REQUIRED WORK -
All lines in the data bearing the string "повышения" should be identified and copied.
----------
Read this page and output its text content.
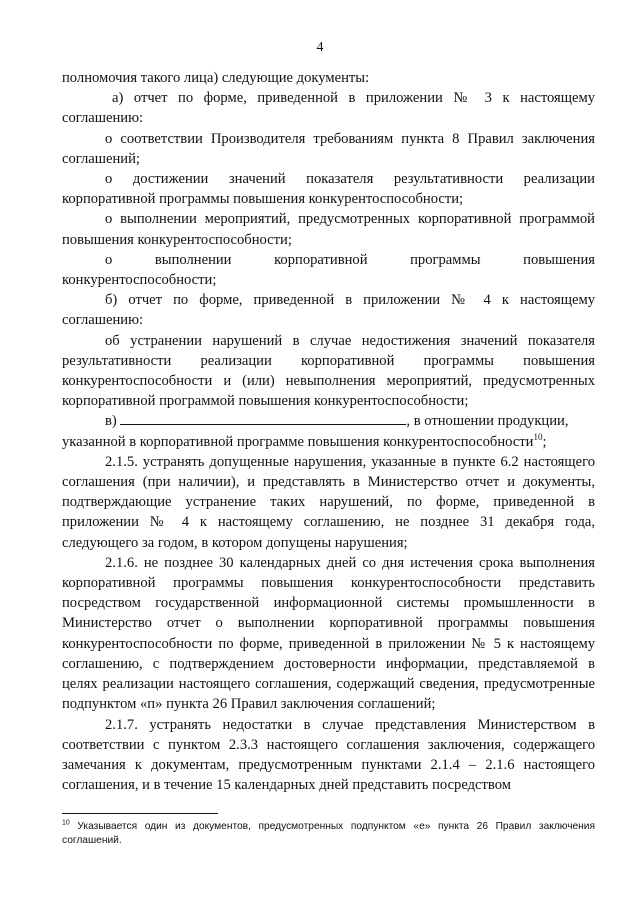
4

полномочия такого лица) следующие документы:

а) отчет по форме, приведенной в приложении № 3 к настоящему

соглашению:

о соответствии Производителя требованиям пункта 8 Правил заключения

соглашений;

о достижении значений показателя результативности реализации

корпоративной программы повышения конкурентоспособности;

о выполнении мероприятий, предусмотренных корпоративной программой

повышения конкурентоспособности;

о выполнении корпоративной программы повышения

конкурентоспособности;

б) отчет по форме, приведенной в приложении № 4 к настоящему

соглашению:

об устранении нарушений в случае недостижения значений показателя

результативности реализации корпоративной программы повышения

конкурентоспособности и (или) невыполнения мероприятий, предусмотренных

корпоративной программой повышения конкурентоспособности;

в)	, в отношении продукции,

указанной в корпоративной программе повышения конкурентоспособности$^{10}$;

2.1.5. устранять допущенные нарушения, указанные в пункте 6.2 настоящего соглашения (при наличии), и представлять в Министерство отчет и документы, подтверждающие устранение таких нарушений, по форме, приведенной в приложении № 4 к настоящему соглашению, не позднее 31 декабря года, следующего за годом, в котором допущены нарушения;

2.1.6. не позднее 30 календарных дней со дня истечения срока выполнения корпоративной программы повышения конкурентоспособности представить посредством государственной информационной системы промышленности в Министерство отчет о выполнении корпоративной программы повышения конкурентоспособности по форме, приведенной в приложении № 5 к настоящему соглашению, с подтверждением достоверности информации, представляемой в целях реализации настоящего соглашения, содержащий сведения, предусмотренные подпунктом «п» пункта 26 Правил заключения соглашений;

2.1.7. устранять недостатки в случае представления Министерством в соответствии с пунктом 2.3.3 настоящего соглашения заключения, содержащего замечания к документам, предусмотренным пунктами 2.1.4 – 2.1.6 настоящего соглашения, и в течение 15 календарных дней представить посредством

$^{10}$ Указывается один из документов, предусмотренных подпунктом «е» пункта 26 Правил заключения соглашений.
----------
TASK SOLUTION -
корпоративной программы повышения конкурентоспособности;
повышения конкурентоспособности;
о выполнении корпоративной программы повышения
результативности реализации корпоративной программы повышения
корпоративной программой повышения конкурентоспособности;
указанной в корпоративной программе повышения конкурентоспособности$^{10}$;
2.1.6. не позднее 30 календарных дней со дня истечения срока выполнения корпоративной программы повышения конкурентоспособности представить посредством государственной информационной системы промышленности в Министерство отчет о выполнении корпоративной программы повышения конкурентоспособности по форме, приведенной в приложении № 5 к настоящему соглашению, с подтверждением достоверности информации, представляемой в целях реализации настоящего соглашения, содержащий сведения, предусмотренные подпунктом «п» пункта 26 Правил заключения соглашений;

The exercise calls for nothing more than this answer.